┌──

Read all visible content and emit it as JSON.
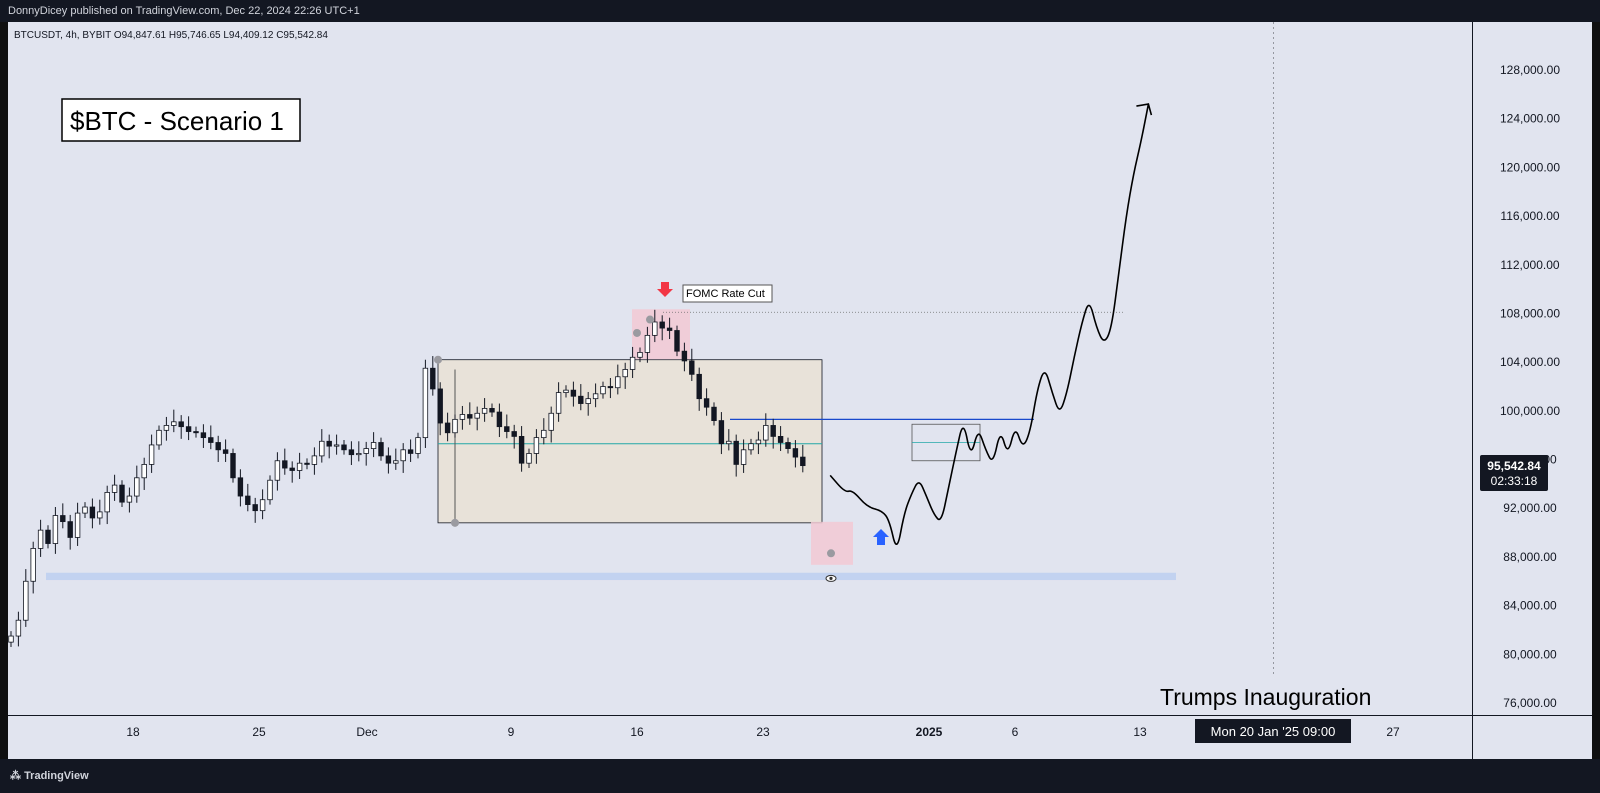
{
  "header": {
    "publish_line": "DonnyDicey published on TradingView.com, Dec 22, 2024 22:26 UTC+1"
  },
  "symbol_line": "BTCUSDT, 4h, BYBIT  O94,847.61  H95,746.65  L94,409.12  C95,542.84",
  "footer": {
    "brand": "TradingView"
  },
  "annotations": {
    "title": "$BTC - Scenario 1",
    "fomc": "FOMC Rate Cut",
    "inauguration": "Trumps Inauguration",
    "date_marker": "Mon 20 Jan '25   09:00"
  },
  "price_label": {
    "price": "95,542.84",
    "countdown": "02:33:18"
  },
  "colors": {
    "candle": "#131722",
    "box_fill": "#e8e2d9",
    "highlight": "#f2c9d4",
    "support_band": "#c2d2f0",
    "resistance_line": "#1848cc",
    "mid_line": "#22a8a8",
    "arrow_up": "#2962ff",
    "arrow_down": "#f23645"
  },
  "chart_data": {
    "type": "candlestick",
    "symbol": "BTCUSDT",
    "interval": "4h",
    "exchange": "BYBIT",
    "last_ohlc": {
      "open": 94847.61,
      "high": 95746.65,
      "low": 94409.12,
      "close": 95542.84
    },
    "y_ticks": [
      "76,000.00",
      "80,000.00",
      "84,000.00",
      "88,000.00",
      "92,000.00",
      "96,000.00",
      "100,000.00",
      "104,000.00",
      "108,000.00",
      "112,000.00",
      "116,000.00",
      "120,000.00",
      "124,000.00",
      "128,000.00"
    ],
    "y_range": [
      75000,
      130000
    ],
    "x_ticks": [
      "18",
      "25",
      "Dec",
      "9",
      "16",
      "23",
      "2025",
      "6",
      "13",
      "27"
    ],
    "price_path": [
      [
        0,
        81500
      ],
      [
        1,
        82800
      ],
      [
        2,
        86000
      ],
      [
        3,
        88700
      ],
      [
        4,
        90200
      ],
      [
        5,
        89100
      ],
      [
        6,
        91400
      ],
      [
        7,
        90900
      ],
      [
        8,
        89600
      ],
      [
        9,
        91600
      ],
      [
        10,
        92100
      ],
      [
        11,
        91200
      ],
      [
        12,
        91700
      ],
      [
        13,
        93300
      ],
      [
        14,
        93900
      ],
      [
        15,
        92500
      ],
      [
        16,
        93000
      ],
      [
        17,
        94500
      ],
      [
        18,
        95600
      ],
      [
        19,
        97200
      ],
      [
        20,
        98400
      ],
      [
        21,
        98800
      ],
      [
        22,
        99100
      ],
      [
        23,
        98700
      ],
      [
        24,
        98300
      ],
      [
        25,
        98200
      ],
      [
        26,
        97800
      ],
      [
        27,
        97400
      ],
      [
        28,
        96800
      ],
      [
        29,
        96500
      ],
      [
        30,
        94500
      ],
      [
        31,
        93000
      ],
      [
        32,
        92300
      ],
      [
        33,
        91800
      ],
      [
        34,
        92700
      ],
      [
        35,
        94300
      ],
      [
        36,
        95900
      ],
      [
        37,
        95300
      ],
      [
        38,
        95100
      ],
      [
        39,
        95700
      ],
      [
        40,
        95600
      ],
      [
        41,
        96300
      ],
      [
        42,
        97500
      ],
      [
        43,
        97100
      ],
      [
        44,
        97200
      ],
      [
        45,
        96800
      ],
      [
        46,
        96400
      ],
      [
        47,
        96500
      ],
      [
        48,
        96900
      ],
      [
        49,
        97400
      ],
      [
        50,
        96300
      ],
      [
        51,
        95700
      ],
      [
        52,
        95900
      ],
      [
        53,
        96800
      ],
      [
        54,
        96500
      ],
      [
        55,
        97800
      ],
      [
        56,
        103500
      ],
      [
        57,
        101800
      ],
      [
        58,
        99000
      ],
      [
        59,
        98200
      ],
      [
        60,
        99300
      ],
      [
        61,
        99700
      ],
      [
        62,
        99400
      ],
      [
        63,
        99800
      ],
      [
        64,
        100200
      ],
      [
        65,
        99900
      ],
      [
        66,
        98700
      ],
      [
        67,
        98300
      ],
      [
        68,
        97900
      ],
      [
        69,
        95700
      ],
      [
        70,
        96500
      ],
      [
        71,
        97800
      ],
      [
        72,
        98400
      ],
      [
        73,
        99800
      ],
      [
        74,
        101500
      ],
      [
        75,
        101700
      ],
      [
        76,
        101200
      ],
      [
        77,
        100600
      ],
      [
        78,
        101000
      ],
      [
        79,
        101400
      ],
      [
        80,
        102000
      ],
      [
        81,
        101900
      ],
      [
        82,
        102800
      ],
      [
        83,
        103400
      ],
      [
        84,
        104400
      ],
      [
        85,
        104800
      ],
      [
        86,
        106200
      ],
      [
        87,
        107300
      ],
      [
        88,
        106800
      ],
      [
        89,
        106600
      ],
      [
        90,
        104900
      ],
      [
        91,
        104100
      ],
      [
        92,
        103000
      ],
      [
        93,
        101000
      ],
      [
        94,
        100300
      ],
      [
        95,
        99200
      ],
      [
        96,
        97300
      ],
      [
        97,
        97500
      ],
      [
        98,
        95600
      ],
      [
        99,
        96800
      ],
      [
        100,
        97300
      ],
      [
        101,
        97600
      ],
      [
        102,
        98800
      ],
      [
        103,
        97900
      ],
      [
        104,
        97400
      ],
      [
        105,
        96900
      ],
      [
        106,
        96200
      ],
      [
        107,
        95500
      ]
    ],
    "levels": {
      "range_high": 104200,
      "range_low": 90800,
      "range_mid": 97300,
      "fomc_high": 108100,
      "resistance": 99300,
      "support_band": [
        86100,
        86700
      ]
    },
    "projection_path": [
      [
        108,
        94700
      ],
      [
        110,
        93300
      ],
      [
        111,
        93500
      ],
      [
        113,
        92100
      ],
      [
        115,
        91800
      ],
      [
        116,
        91000
      ],
      [
        117,
        88300
      ],
      [
        118,
        91600
      ],
      [
        119,
        93200
      ],
      [
        120,
        94400
      ],
      [
        121,
        93000
      ],
      [
        122,
        91500
      ],
      [
        123,
        90800
      ],
      [
        124,
        93700
      ],
      [
        125,
        96600
      ],
      [
        126,
        99300
      ],
      [
        127,
        96100
      ],
      [
        128,
        98600
      ],
      [
        129,
        96800
      ],
      [
        130,
        95600
      ],
      [
        131,
        98500
      ],
      [
        132,
        96300
      ],
      [
        133,
        98800
      ],
      [
        134,
        96900
      ],
      [
        135,
        98200
      ],
      [
        136,
        101800
      ],
      [
        137,
        103600
      ],
      [
        138,
        101500
      ],
      [
        139,
        99700
      ],
      [
        140,
        101500
      ],
      [
        141,
        104500
      ],
      [
        142,
        107200
      ],
      [
        143,
        109200
      ],
      [
        144,
        106800
      ],
      [
        145,
        105500
      ],
      [
        146,
        106700
      ],
      [
        147,
        111300
      ],
      [
        148,
        116000
      ],
      [
        149,
        119500
      ],
      [
        150,
        122100
      ],
      [
        151,
        125200
      ]
    ]
  }
}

└──

Problem description. Transcribe the records above exactly, omitting every picture they contain.

Task solution.
Read all visible content and emit it as JSON.
{
  "header": {
    "publish_line": "DonnyDicey published on TradingView.com, Dec 22, 2024 22:26 UTC+1"
  },
  "symbol_line": "BTCUSDT, 4h, BYBIT  O94,847.61  H95,746.65  L94,409.12  C95,542.84",
  "footer": {
    "brand": "TradingView"
  },
  "annotations": {
    "title": "$BTC - Scenario 1",
    "fomc": "FOMC Rate Cut",
    "inauguration": "Trumps Inauguration",
    "date_marker": "Mon 20 Jan '25   09:00"
  },
  "price_label": {
    "price": "95,542.84",
    "countdown": "02:33:18"
  },
  "colors": {
    "candle": "#131722",
    "box_fill": "#e8e2d9",
    "highlight": "#f2c9d4",
    "support_band": "#c2d2f0",
    "resistance_line": "#1848cc",
    "mid_line": "#22a8a8",
    "arrow_up": "#2962ff",
    "arrow_down": "#f23645"
  },
  "chart_data": {
    "type": "candlestick",
    "symbol": "BTCUSDT",
    "interval": "4h",
    "exchange": "BYBIT",
    "last_ohlc": {
      "open": 94847.61,
      "high": 95746.65,
      "low": 94409.12,
      "close": 95542.84
    },
    "y_ticks": [
      "76,000.00",
      "80,000.00",
      "84,000.00",
      "88,000.00",
      "92,000.00",
      "96,000.00",
      "100,000.00",
      "104,000.00",
      "108,000.00",
      "112,000.00",
      "116,000.00",
      "120,000.00",
      "124,000.00",
      "128,000.00"
    ],
    "y_range": [
      75000,
      130000
    ],
    "x_ticks": [
      "18",
      "25",
      "Dec",
      "9",
      "16",
      "23",
      "2025",
      "6",
      "13",
      "27"
    ],
    "price_path": [
      [
        0,
        81500
      ],
      [
        1,
        82800
      ],
      [
        2,
        86000
      ],
      [
        3,
        88700
      ],
      [
        4,
        90200
      ],
      [
        5,
        89100
      ],
      [
        6,
        91400
      ],
      [
        7,
        90900
      ],
      [
        8,
        89600
      ],
      [
        9,
        91600
      ],
      [
        10,
        92100
      ],
      [
        11,
        91200
      ],
      [
        12,
        91700
      ],
      [
        13,
        93300
      ],
      [
        14,
        93900
      ],
      [
        15,
        92500
      ],
      [
        16,
        93000
      ],
      [
        17,
        94500
      ],
      [
        18,
        95600
      ],
      [
        19,
        97200
      ],
      [
        20,
        98400
      ],
      [
        21,
        98800
      ],
      [
        22,
        99100
      ],
      [
        23,
        98700
      ],
      [
        24,
        98300
      ],
      [
        25,
        98200
      ],
      [
        26,
        97800
      ],
      [
        27,
        97400
      ],
      [
        28,
        96800
      ],
      [
        29,
        96500
      ],
      [
        30,
        94500
      ],
      [
        31,
        93000
      ],
      [
        32,
        92300
      ],
      [
        33,
        91800
      ],
      [
        34,
        92700
      ],
      [
        35,
        94300
      ],
      [
        36,
        95900
      ],
      [
        37,
        95300
      ],
      [
        38,
        95100
      ],
      [
        39,
        95700
      ],
      [
        40,
        95600
      ],
      [
        41,
        96300
      ],
      [
        42,
        97500
      ],
      [
        43,
        97100
      ],
      [
        44,
        97200
      ],
      [
        45,
        96800
      ],
      [
        46,
        96400
      ],
      [
        47,
        96500
      ],
      [
        48,
        96900
      ],
      [
        49,
        97400
      ],
      [
        50,
        96300
      ],
      [
        51,
        95700
      ],
      [
        52,
        95900
      ],
      [
        53,
        96800
      ],
      [
        54,
        96500
      ],
      [
        55,
        97800
      ],
      [
        56,
        103500
      ],
      [
        57,
        101800
      ],
      [
        58,
        99000
      ],
      [
        59,
        98200
      ],
      [
        60,
        99300
      ],
      [
        61,
        99700
      ],
      [
        62,
        99400
      ],
      [
        63,
        99800
      ],
      [
        64,
        100200
      ],
      [
        65,
        99900
      ],
      [
        66,
        98700
      ],
      [
        67,
        98300
      ],
      [
        68,
        97900
      ],
      [
        69,
        95700
      ],
      [
        70,
        96500
      ],
      [
        71,
        97800
      ],
      [
        72,
        98400
      ],
      [
        73,
        99800
      ],
      [
        74,
        101500
      ],
      [
        75,
        101700
      ],
      [
        76,
        101200
      ],
      [
        77,
        100600
      ],
      [
        78,
        101000
      ],
      [
        79,
        101400
      ],
      [
        80,
        102000
      ],
      [
        81,
        101900
      ],
      [
        82,
        102800
      ],
      [
        83,
        103400
      ],
      [
        84,
        104400
      ],
      [
        85,
        104800
      ],
      [
        86,
        106200
      ],
      [
        87,
        107300
      ],
      [
        88,
        106800
      ],
      [
        89,
        106600
      ],
      [
        90,
        104900
      ],
      [
        91,
        104100
      ],
      [
        92,
        103000
      ],
      [
        93,
        101000
      ],
      [
        94,
        100300
      ],
      [
        95,
        99200
      ],
      [
        96,
        97300
      ],
      [
        97,
        97500
      ],
      [
        98,
        95600
      ],
      [
        99,
        96800
      ],
      [
        100,
        97300
      ],
      [
        101,
        97600
      ],
      [
        102,
        98800
      ],
      [
        103,
        97900
      ],
      [
        104,
        97400
      ],
      [
        105,
        96900
      ],
      [
        106,
        96200
      ],
      [
        107,
        95500
      ]
    ],
    "levels": {
      "range_high": 104200,
      "range_low": 90800,
      "range_mid": 97300,
      "fomc_high": 108100,
      "resistance": 99300,
      "support_band": [
        86100,
        86700
      ]
    },
    "projection_path": [
      [
        108,
        94700
      ],
      [
        110,
        93300
      ],
      [
        111,
        93500
      ],
      [
        113,
        92100
      ],
      [
        115,
        91800
      ],
      [
        116,
        91000
      ],
      [
        117,
        88300
      ],
      [
        118,
        91600
      ],
      [
        119,
        93200
      ],
      [
        120,
        94400
      ],
      [
        121,
        93000
      ],
      [
        122,
        91500
      ],
      [
        123,
        90800
      ],
      [
        124,
        93700
      ],
      [
        125,
        96600
      ],
      [
        126,
        99300
      ],
      [
        127,
        96100
      ],
      [
        128,
        98600
      ],
      [
        129,
        96800
      ],
      [
        130,
        95600
      ],
      [
        131,
        98500
      ],
      [
        132,
        96300
      ],
      [
        133,
        98800
      ],
      [
        134,
        96900
      ],
      [
        135,
        98200
      ],
      [
        136,
        101800
      ],
      [
        137,
        103600
      ],
      [
        138,
        101500
      ],
      [
        139,
        99700
      ],
      [
        140,
        101500
      ],
      [
        141,
        104500
      ],
      [
        142,
        107200
      ],
      [
        143,
        109200
      ],
      [
        144,
        106800
      ],
      [
        145,
        105500
      ],
      [
        146,
        106700
      ],
      [
        147,
        111300
      ],
      [
        148,
        116000
      ],
      [
        149,
        119500
      ],
      [
        150,
        122100
      ],
      [
        151,
        125200
      ]
    ]
  }
}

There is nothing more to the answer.